*** MATERIAL TO PROCESS ***
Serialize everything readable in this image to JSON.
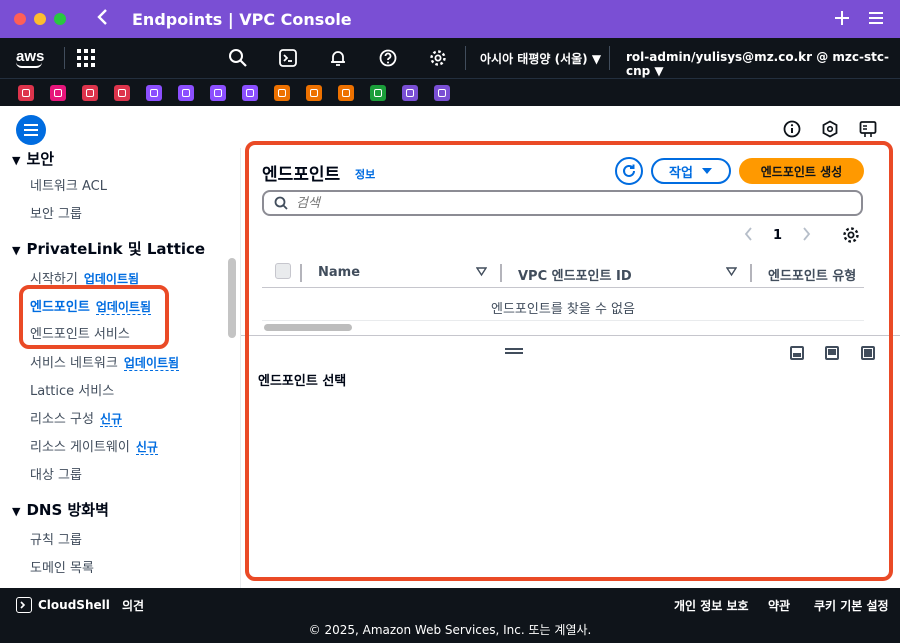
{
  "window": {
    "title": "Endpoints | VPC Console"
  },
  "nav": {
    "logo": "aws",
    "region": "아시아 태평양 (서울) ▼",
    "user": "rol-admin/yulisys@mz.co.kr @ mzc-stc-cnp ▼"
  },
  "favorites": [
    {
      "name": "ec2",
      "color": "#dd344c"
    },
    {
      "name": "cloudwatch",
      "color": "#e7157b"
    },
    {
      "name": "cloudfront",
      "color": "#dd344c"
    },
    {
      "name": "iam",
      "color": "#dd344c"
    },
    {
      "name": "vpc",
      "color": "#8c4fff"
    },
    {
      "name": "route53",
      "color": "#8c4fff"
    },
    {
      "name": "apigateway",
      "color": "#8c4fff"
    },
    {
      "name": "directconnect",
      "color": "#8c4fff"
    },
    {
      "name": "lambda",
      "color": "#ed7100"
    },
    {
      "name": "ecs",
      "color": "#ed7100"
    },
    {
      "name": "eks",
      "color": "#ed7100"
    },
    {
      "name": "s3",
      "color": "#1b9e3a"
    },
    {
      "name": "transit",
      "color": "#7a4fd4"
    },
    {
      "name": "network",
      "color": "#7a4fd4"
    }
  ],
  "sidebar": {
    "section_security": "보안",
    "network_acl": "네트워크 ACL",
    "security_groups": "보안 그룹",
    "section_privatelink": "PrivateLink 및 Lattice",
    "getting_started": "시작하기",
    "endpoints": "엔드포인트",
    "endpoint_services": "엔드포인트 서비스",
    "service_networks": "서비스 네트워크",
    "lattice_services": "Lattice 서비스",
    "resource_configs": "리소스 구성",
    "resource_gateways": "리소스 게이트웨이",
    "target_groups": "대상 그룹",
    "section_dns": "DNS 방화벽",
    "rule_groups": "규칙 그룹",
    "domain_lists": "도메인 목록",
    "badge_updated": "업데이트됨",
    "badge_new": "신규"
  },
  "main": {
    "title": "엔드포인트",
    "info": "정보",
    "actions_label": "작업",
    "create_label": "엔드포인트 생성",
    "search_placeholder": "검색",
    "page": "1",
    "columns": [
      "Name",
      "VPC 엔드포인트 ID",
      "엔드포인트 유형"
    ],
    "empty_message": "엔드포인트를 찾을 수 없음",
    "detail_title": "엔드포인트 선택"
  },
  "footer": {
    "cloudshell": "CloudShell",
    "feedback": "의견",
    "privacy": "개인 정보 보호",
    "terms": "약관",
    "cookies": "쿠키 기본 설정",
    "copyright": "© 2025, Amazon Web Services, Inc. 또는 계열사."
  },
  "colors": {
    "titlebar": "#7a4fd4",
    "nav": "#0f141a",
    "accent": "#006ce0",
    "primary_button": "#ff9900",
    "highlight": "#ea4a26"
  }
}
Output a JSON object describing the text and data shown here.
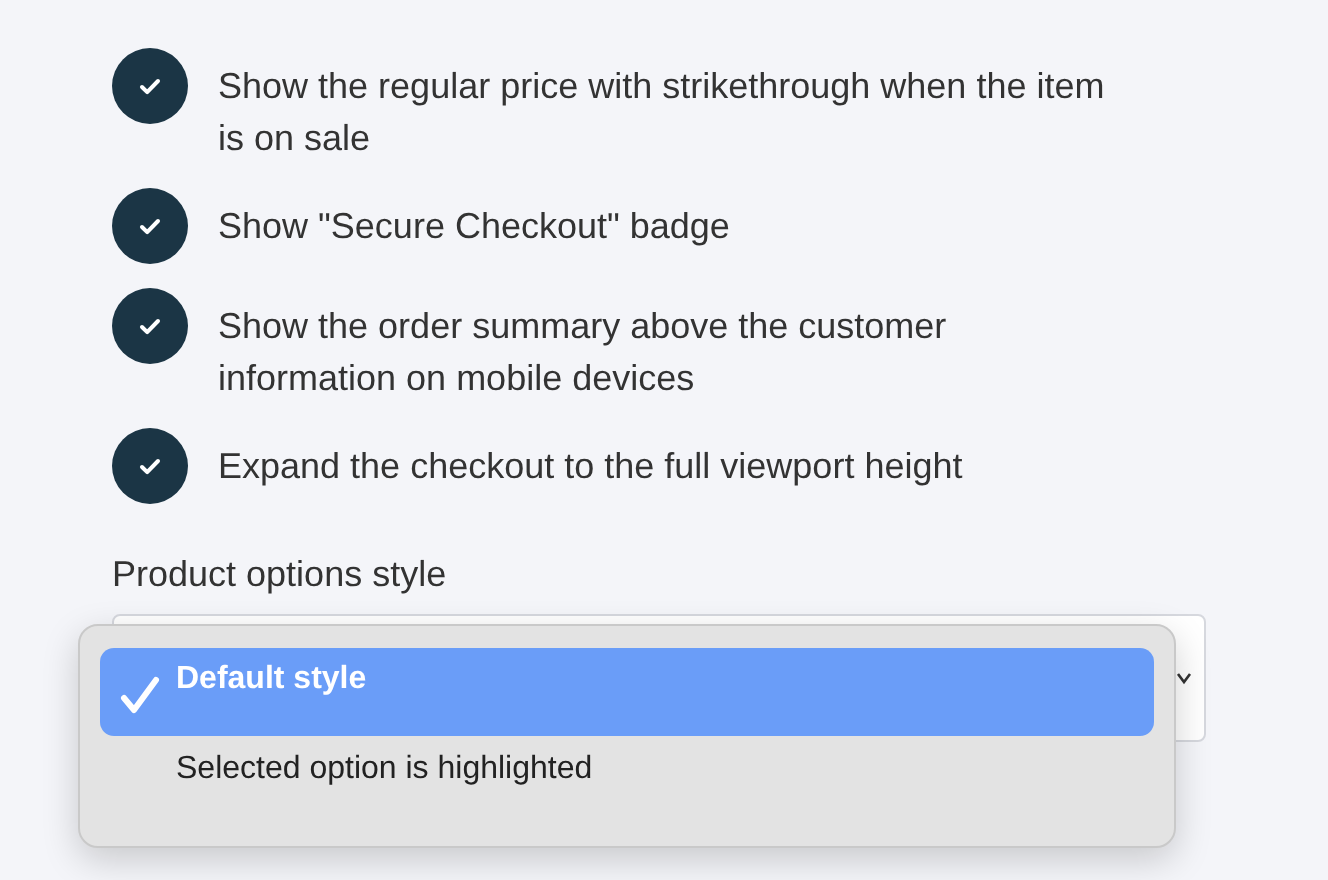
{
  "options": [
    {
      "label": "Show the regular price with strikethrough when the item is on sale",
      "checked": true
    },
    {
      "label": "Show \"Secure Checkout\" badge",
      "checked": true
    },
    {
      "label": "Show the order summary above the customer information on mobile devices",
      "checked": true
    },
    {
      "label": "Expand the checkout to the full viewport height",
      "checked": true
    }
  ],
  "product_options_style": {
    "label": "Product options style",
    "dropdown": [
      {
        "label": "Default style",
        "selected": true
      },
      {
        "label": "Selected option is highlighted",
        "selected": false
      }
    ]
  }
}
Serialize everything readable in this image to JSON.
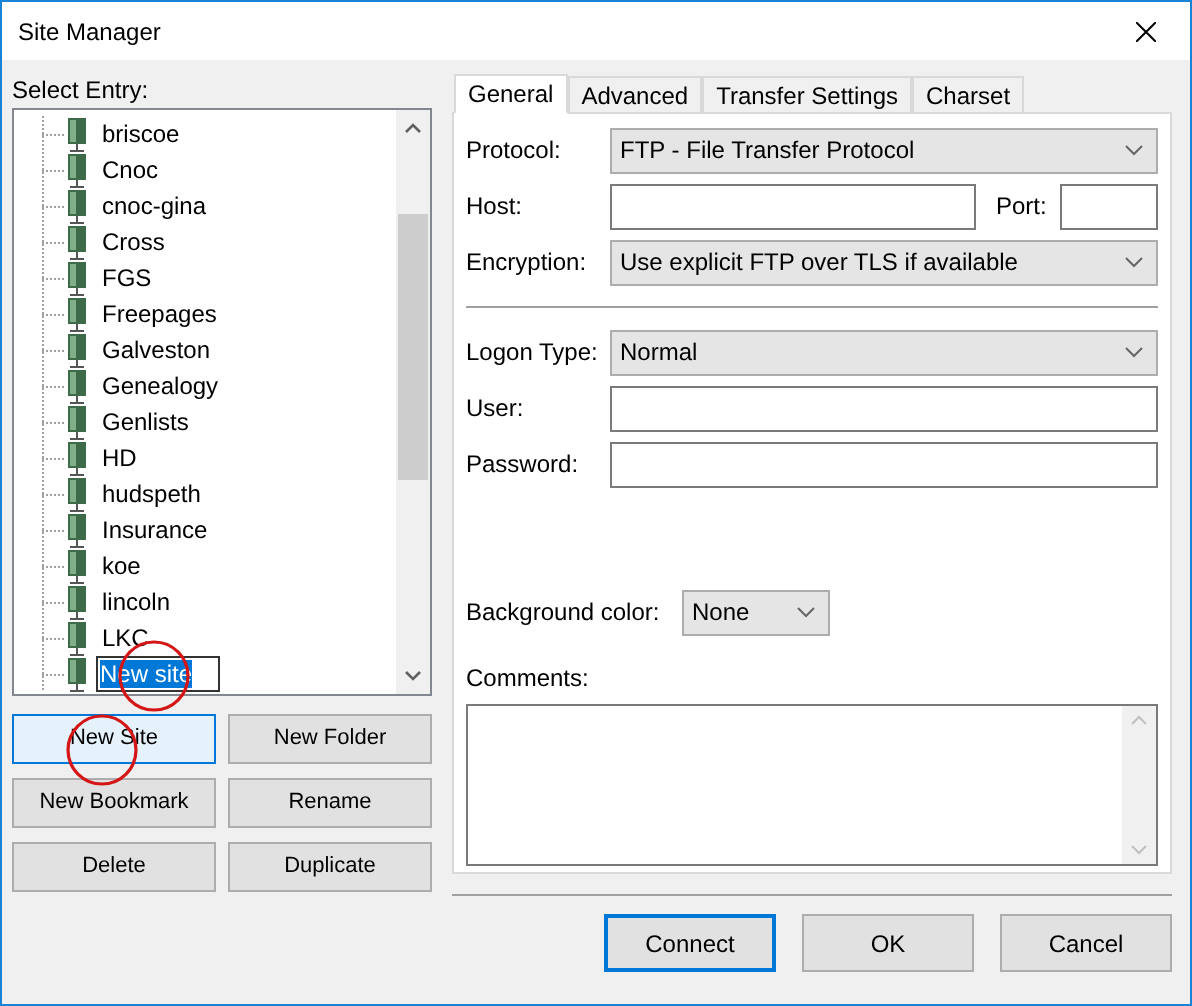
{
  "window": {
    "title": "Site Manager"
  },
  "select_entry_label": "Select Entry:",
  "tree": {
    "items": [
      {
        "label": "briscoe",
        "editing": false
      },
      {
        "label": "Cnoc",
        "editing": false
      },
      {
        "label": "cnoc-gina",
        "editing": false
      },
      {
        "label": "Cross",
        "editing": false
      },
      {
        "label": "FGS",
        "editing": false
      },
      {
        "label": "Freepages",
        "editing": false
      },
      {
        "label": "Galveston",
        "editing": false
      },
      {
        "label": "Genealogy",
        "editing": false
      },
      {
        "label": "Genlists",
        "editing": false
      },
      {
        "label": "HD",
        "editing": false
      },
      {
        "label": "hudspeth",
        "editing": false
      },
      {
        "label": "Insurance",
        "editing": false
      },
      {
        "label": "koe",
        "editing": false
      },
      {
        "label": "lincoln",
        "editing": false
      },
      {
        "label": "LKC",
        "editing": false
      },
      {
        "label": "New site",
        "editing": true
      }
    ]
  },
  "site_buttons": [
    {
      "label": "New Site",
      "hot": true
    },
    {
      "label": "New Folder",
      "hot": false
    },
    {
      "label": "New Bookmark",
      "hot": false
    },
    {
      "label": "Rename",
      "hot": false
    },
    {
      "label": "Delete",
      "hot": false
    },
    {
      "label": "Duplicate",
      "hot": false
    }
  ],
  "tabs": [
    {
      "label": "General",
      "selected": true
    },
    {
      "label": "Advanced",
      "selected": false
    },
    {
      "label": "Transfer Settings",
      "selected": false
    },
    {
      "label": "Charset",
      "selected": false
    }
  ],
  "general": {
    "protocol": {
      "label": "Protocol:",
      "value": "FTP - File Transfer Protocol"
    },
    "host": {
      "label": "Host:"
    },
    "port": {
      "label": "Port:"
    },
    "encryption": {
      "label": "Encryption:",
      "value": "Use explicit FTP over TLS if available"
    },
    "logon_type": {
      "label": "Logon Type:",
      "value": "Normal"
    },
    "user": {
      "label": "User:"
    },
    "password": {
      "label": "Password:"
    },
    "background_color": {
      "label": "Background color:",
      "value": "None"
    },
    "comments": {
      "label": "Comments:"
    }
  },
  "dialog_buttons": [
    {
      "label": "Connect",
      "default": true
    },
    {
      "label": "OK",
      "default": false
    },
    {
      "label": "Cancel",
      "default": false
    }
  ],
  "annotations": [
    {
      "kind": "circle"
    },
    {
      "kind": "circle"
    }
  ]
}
***
WHAT TO WORK ON -
Without the pictures, reproduce every line of the records above exactly.

RESULT OF THIS EXERCISE -
Serialize everything readable in this image to JSON.
{
  "window": {
    "title": "Endpoints | VPC Console"
  },
  "nav": {
    "logo": "aws",
    "region": "아시아 태평양 (서울) ▼",
    "user": "rol-admin/yulisys@mz.co.kr @ mzc-stc-cnp ▼"
  },
  "favorites": [
    {
      "name": "ec2",
      "color": "#dd344c"
    },
    {
      "name": "cloudwatch",
      "color": "#e7157b"
    },
    {
      "name": "cloudfront",
      "color": "#dd344c"
    },
    {
      "name": "iam",
      "color": "#dd344c"
    },
    {
      "name": "vpc",
      "color": "#8c4fff"
    },
    {
      "name": "route53",
      "color": "#8c4fff"
    },
    {
      "name": "apigateway",
      "color": "#8c4fff"
    },
    {
      "name": "directconnect",
      "color": "#8c4fff"
    },
    {
      "name": "lambda",
      "color": "#ed7100"
    },
    {
      "name": "ecs",
      "color": "#ed7100"
    },
    {
      "name": "eks",
      "color": "#ed7100"
    },
    {
      "name": "s3",
      "color": "#1b9e3a"
    },
    {
      "name": "transit",
      "color": "#7a4fd4"
    },
    {
      "name": "network",
      "color": "#7a4fd4"
    }
  ],
  "sidebar": {
    "section_security": "보안",
    "network_acl": "네트워크 ACL",
    "security_groups": "보안 그룹",
    "section_privatelink": "PrivateLink 및 Lattice",
    "getting_started": "시작하기",
    "endpoints": "엔드포인트",
    "endpoint_services": "엔드포인트 서비스",
    "service_networks": "서비스 네트워크",
    "lattice_services": "Lattice 서비스",
    "resource_configs": "리소스 구성",
    "resource_gateways": "리소스 게이트웨이",
    "target_groups": "대상 그룹",
    "section_dns": "DNS 방화벽",
    "rule_groups": "규칙 그룹",
    "domain_lists": "도메인 목록",
    "badge_updated": "업데이트됨",
    "badge_new": "신규"
  },
  "main": {
    "title": "엔드포인트",
    "info": "정보",
    "actions_label": "작업",
    "create_label": "엔드포인트 생성",
    "search_placeholder": "검색",
    "page": "1",
    "columns": [
      "Name",
      "VPC 엔드포인트 ID",
      "엔드포인트 유형"
    ],
    "empty_message": "엔드포인트를 찾을 수 없음",
    "detail_title": "엔드포인트 선택"
  },
  "footer": {
    "cloudshell": "CloudShell",
    "feedback": "의견",
    "privacy": "개인 정보 보호",
    "terms": "약관",
    "cookies": "쿠키 기본 설정",
    "copyright": "© 2025, Amazon Web Services, Inc. 또는 계열사."
  },
  "colors": {
    "titlebar": "#7a4fd4",
    "nav": "#0f141a",
    "accent": "#006ce0",
    "primary_button": "#ff9900",
    "highlight": "#ea4a26"
  }
}
Output a JSON object describing the text and data shown here.
{
  "options": [
    {
      "label": "Show the regular price with strikethrough when the item is on sale",
      "checked": true
    },
    {
      "label": "Show \"Secure Checkout\" badge",
      "checked": true
    },
    {
      "label": "Show the order summary above the customer information on mobile devices",
      "checked": true
    },
    {
      "label": "Expand the checkout to the full viewport height",
      "checked": true
    }
  ],
  "product_options_style": {
    "label": "Product options style",
    "dropdown": [
      {
        "label": "Default style",
        "selected": true
      },
      {
        "label": "Selected option is highlighted",
        "selected": false
      }
    ]
  }
}
Serialize everything readable in this image to JSON.
{
  "window": {
    "title": "Site Manager"
  },
  "select_entry_label": "Select Entry:",
  "tree": {
    "items": [
      {
        "label": "briscoe",
        "editing": false
      },
      {
        "label": "Cnoc",
        "editing": false
      },
      {
        "label": "cnoc-gina",
        "editing": false
      },
      {
        "label": "Cross",
        "editing": false
      },
      {
        "label": "FGS",
        "editing": false
      },
      {
        "label": "Freepages",
        "editing": false
      },
      {
        "label": "Galveston",
        "editing": false
      },
      {
        "label": "Genealogy",
        "editing": false
      },
      {
        "label": "Genlists",
        "editing": false
      },
      {
        "label": "HD",
        "editing": false
      },
      {
        "label": "hudspeth",
        "editing": false
      },
      {
        "label": "Insurance",
        "editing": false
      },
      {
        "label": "koe",
        "editing": false
      },
      {
        "label": "lincoln",
        "editing": false
      },
      {
        "label": "LKC",
        "editing": false
      },
      {
        "label": "New site",
        "editing": true
      }
    ]
  },
  "site_buttons": [
    {
      "label": "New Site",
      "hot": true
    },
    {
      "label": "New Folder",
      "hot": false
    },
    {
      "label": "New Bookmark",
      "hot": false
    },
    {
      "label": "Rename",
      "hot": false
    },
    {
      "label": "Delete",
      "hot": false
    },
    {
      "label": "Duplicate",
      "hot": false
    }
  ],
  "tabs": [
    {
      "label": "General",
      "selected": true
    },
    {
      "label": "Advanced",
      "selected": false
    },
    {
      "label": "Transfer Settings",
      "selected": false
    },
    {
      "label": "Charset",
      "selected": false
    }
  ],
  "general": {
    "protocol": {
      "label": "Protocol:",
      "value": "FTP - File Transfer Protocol"
    },
    "host": {
      "label": "Host:"
    },
    "port": {
      "label": "Port:"
    },
    "encryption": {
      "label": "Encryption:",
      "value": "Use explicit FTP over TLS if available"
    },
    "logon_type": {
      "label": "Logon Type:",
      "value": "Normal"
    },
    "user": {
      "label": "User:"
    },
    "password": {
      "label": "Password:"
    },
    "background_color": {
      "label": "Background color:",
      "value": "None"
    },
    "comments": {
      "label": "Comments:"
    }
  },
  "dialog_buttons": [
    {
      "label": "Connect",
      "default": true
    },
    {
      "label": "OK",
      "default": false
    },
    {
      "label": "Cancel",
      "default": false
    }
  ],
  "annotations": [
    {
      "kind": "circle"
    },
    {
      "kind": "circle"
    }
  ]
}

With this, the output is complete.